>>>

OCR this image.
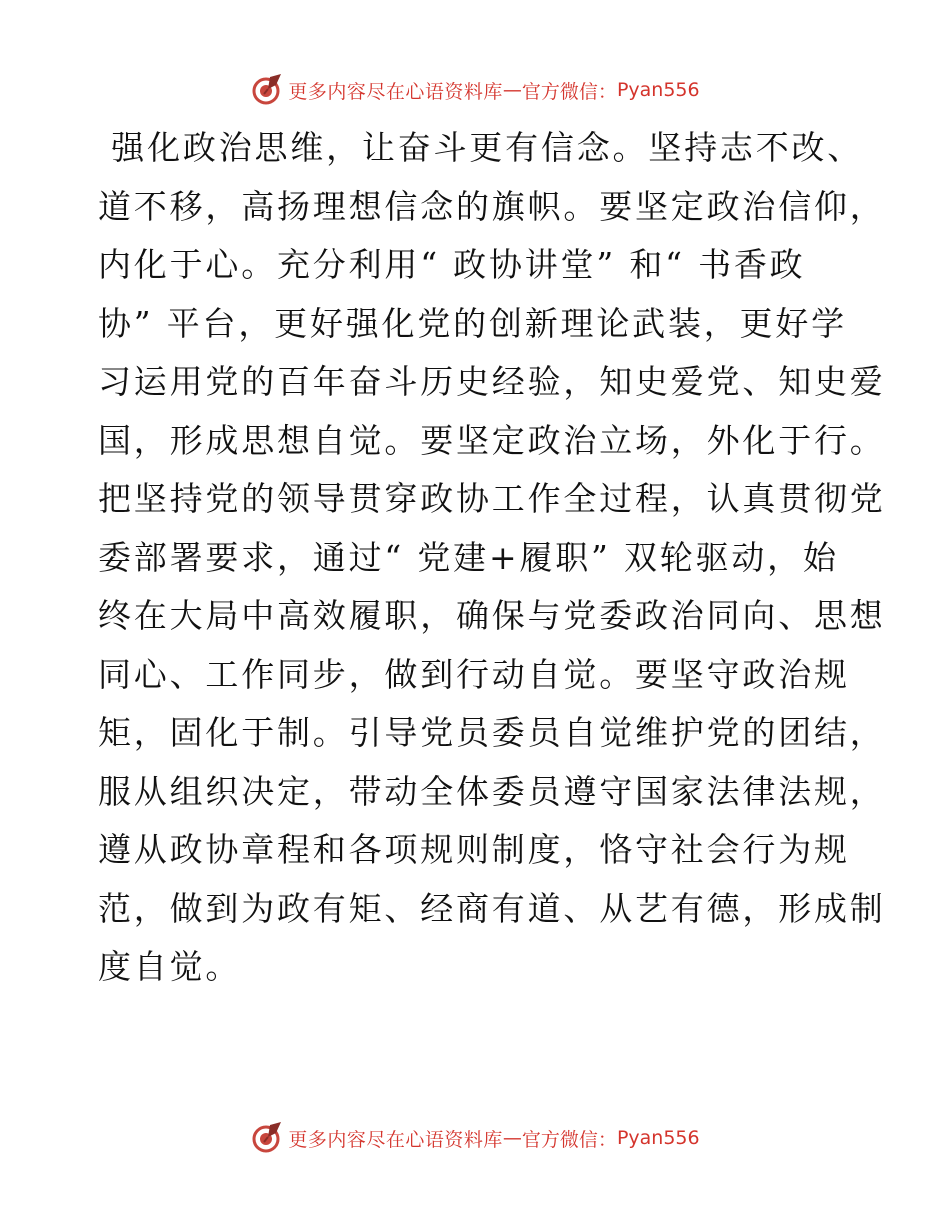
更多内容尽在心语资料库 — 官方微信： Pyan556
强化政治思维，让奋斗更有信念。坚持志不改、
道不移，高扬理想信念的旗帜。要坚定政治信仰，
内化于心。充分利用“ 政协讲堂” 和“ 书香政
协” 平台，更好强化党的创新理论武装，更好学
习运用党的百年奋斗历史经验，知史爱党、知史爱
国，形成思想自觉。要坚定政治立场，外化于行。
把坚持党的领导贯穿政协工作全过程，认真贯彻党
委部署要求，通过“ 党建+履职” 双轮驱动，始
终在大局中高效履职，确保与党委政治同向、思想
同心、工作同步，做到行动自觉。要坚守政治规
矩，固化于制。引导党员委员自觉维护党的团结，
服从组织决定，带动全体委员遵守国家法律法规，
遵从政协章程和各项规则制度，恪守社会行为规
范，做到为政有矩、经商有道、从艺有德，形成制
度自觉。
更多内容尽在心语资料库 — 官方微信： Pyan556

<<<
>>>

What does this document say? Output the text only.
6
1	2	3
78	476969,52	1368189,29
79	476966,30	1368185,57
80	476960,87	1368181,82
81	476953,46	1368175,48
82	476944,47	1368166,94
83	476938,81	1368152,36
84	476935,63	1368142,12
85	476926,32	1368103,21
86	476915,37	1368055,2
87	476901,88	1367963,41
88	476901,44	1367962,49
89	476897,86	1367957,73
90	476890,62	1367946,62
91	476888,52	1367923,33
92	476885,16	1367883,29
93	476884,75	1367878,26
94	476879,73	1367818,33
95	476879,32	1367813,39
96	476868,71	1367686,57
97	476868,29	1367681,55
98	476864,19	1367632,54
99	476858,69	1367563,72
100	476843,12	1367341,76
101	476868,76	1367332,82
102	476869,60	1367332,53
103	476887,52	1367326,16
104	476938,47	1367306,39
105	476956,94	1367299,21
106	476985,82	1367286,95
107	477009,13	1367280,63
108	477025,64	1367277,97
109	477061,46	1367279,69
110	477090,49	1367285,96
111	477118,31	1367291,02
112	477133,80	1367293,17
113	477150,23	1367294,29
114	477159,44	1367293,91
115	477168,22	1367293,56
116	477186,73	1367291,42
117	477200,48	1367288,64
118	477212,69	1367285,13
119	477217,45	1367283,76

<<<

(TASK DETAILS) Where a line of the data holds "this", show that line.

(REPLY)
OCR this image.
What does this document say? Output the text only.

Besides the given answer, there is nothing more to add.